**WORK INSTRUCTIONS**. The data must be written out once more, precisely as given.

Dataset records
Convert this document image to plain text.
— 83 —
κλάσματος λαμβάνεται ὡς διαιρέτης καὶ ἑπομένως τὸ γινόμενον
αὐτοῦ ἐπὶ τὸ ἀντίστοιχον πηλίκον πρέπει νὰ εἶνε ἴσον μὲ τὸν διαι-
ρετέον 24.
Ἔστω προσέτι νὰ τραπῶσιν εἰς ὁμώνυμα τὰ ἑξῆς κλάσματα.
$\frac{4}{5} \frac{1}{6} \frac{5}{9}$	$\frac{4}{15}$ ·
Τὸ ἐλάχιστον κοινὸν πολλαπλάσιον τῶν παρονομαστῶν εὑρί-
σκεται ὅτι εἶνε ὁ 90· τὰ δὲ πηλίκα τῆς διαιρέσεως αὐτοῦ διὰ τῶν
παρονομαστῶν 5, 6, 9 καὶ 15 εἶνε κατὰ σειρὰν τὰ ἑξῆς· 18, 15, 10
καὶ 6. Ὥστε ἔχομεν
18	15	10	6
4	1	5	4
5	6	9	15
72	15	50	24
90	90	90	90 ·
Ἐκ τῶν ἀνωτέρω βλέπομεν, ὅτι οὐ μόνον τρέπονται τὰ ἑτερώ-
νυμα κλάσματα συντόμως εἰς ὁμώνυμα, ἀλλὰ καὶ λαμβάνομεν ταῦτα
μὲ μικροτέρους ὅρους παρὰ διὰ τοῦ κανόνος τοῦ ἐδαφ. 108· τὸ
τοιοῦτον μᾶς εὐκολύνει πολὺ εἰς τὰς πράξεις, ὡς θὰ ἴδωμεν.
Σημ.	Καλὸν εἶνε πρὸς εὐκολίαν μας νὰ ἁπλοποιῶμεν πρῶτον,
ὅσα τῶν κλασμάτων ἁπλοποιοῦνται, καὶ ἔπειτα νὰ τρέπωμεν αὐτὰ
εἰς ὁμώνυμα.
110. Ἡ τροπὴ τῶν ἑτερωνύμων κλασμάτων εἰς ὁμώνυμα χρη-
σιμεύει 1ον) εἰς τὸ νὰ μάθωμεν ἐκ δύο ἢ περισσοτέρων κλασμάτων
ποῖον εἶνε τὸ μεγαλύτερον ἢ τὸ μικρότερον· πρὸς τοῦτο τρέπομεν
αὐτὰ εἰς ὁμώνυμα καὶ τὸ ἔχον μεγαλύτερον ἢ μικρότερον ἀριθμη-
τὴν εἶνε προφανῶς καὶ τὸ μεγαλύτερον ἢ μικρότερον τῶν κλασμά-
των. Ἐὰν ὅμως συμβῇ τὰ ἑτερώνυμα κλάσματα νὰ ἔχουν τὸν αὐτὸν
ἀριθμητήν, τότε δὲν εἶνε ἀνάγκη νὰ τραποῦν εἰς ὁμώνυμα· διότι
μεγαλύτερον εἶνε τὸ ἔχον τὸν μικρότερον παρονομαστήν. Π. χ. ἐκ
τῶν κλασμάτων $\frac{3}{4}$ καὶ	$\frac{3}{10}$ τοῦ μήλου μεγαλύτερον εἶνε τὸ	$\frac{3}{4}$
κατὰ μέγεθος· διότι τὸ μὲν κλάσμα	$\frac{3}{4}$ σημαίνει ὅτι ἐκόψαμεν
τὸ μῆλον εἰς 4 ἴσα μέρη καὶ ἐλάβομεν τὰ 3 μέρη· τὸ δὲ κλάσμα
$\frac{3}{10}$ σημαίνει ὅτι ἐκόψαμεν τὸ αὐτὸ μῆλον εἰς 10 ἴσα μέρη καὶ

**ANSWER TO THIS PROBLEM**.
Convert this document image to plain text.
— 83 —
κλάσματος λαμβάνεται ὡς διαιρέτης καὶ ἑπομένως τὸ γινόμενον
αὐτοῦ ἐπὶ τὸ ἀντίστοιχον πηλίκον πρέπει νὰ εἶνε ἴσον μὲ τὸν διαι-
ρετέον 24.
Ἔστω προσέτι νὰ τραπῶσιν εἰς ὁμώνυμα τὰ ἑξῆς κλάσματα.
$\frac{4}{5} \frac{1}{6} \frac{5}{9}$	$\frac{4}{15}$ ·
Τὸ ἐλάχιστον κοινὸν πολλαπλάσιον τῶν παρονομαστῶν εὑρί-
σκεται ὅτι εἶνε ὁ 90· τὰ δὲ πηλίκα τῆς διαιρέσεως αὐτοῦ διὰ τῶν
παρονομαστῶν 5, 6, 9 καὶ 15 εἶνε κατὰ σειρὰν τὰ ἑξῆς· 18, 15, 10
καὶ 6. Ὥστε ἔχομεν
18	15	10	6
4	1	5	4
5	6	9	15
72	15	50	24
90	90	90	90 ·
Ἐκ τῶν ἀνωτέρω βλέπομεν, ὅτι οὐ μόνον τρέπονται τὰ ἑτερώ-
νυμα κλάσματα συντόμως εἰς ὁμώνυμα, ἀλλὰ καὶ λαμβάνομεν ταῦτα
μὲ μικροτέρους ὅρους παρὰ διὰ τοῦ κανόνος τοῦ ἐδαφ. 108· τὸ
τοιοῦτον μᾶς εὐκολύνει πολὺ εἰς τὰς πράξεις, ὡς θὰ ἴδωμεν.
Σημ.	Καλὸν εἶνε πρὸς εὐκολίαν μας νὰ ἁπλοποιῶμεν πρῶτον,
ὅσα τῶν κλασμάτων ἁπλοποιοῦνται, καὶ ἔπειτα νὰ τρέπωμεν αὐτὰ
εἰς ὁμώνυμα.
110. Ἡ τροπὴ τῶν ἑτερωνύμων κλασμάτων εἰς ὁμώνυμα χρη-
σιμεύει 1ον) εἰς τὸ νὰ μάθωμεν ἐκ δύο ἢ περισσοτέρων κλασμάτων
ποῖον εἶνε τὸ μεγαλύτερον ἢ τὸ μικρότερον· πρὸς τοῦτο τρέπομεν
αὐτὰ εἰς ὁμώνυμα καὶ τὸ ἔχον μεγαλύτερον ἢ μικρότερον ἀριθμη-
τὴν εἶνε προφανῶς καὶ τὸ μεγαλύτερον ἢ μικρότερον τῶν κλασμά-
των. Ἐὰν ὅμως συμβῇ τὰ ἑτερώνυμα κλάσματα νὰ ἔχουν τὸν αὐτὸν
ἀριθμητήν, τότε δὲν εἶνε ἀνάγκη νὰ τραποῦν εἰς ὁμώνυμα· διότι
μεγαλύτερον εἶνε τὸ ἔχον τὸν μικρότερον παρονομαστήν. Π. χ. ἐκ
τῶν κλασμάτων $\frac{3}{4}$ καὶ	$\frac{3}{10}$ τοῦ μήλου μεγαλύτερον εἶνε τὸ	$\frac{3}{4}$
κατὰ μέγεθος· διότι τὸ μὲν κλάσμα	$\frac{3}{4}$ σημαίνει ὅτι ἐκόψαμεν
τὸ μῆλον εἰς 4 ἴσα μέρη καὶ ἐλάβομεν τὰ 3 μέρη· τὸ δὲ κλάσμα
$\frac{3}{10}$ σημαίνει ὅτι ἐκόψαμεν τὸ αὐτὸ μῆλον εἰς 10 ἴσα μέρη καὶ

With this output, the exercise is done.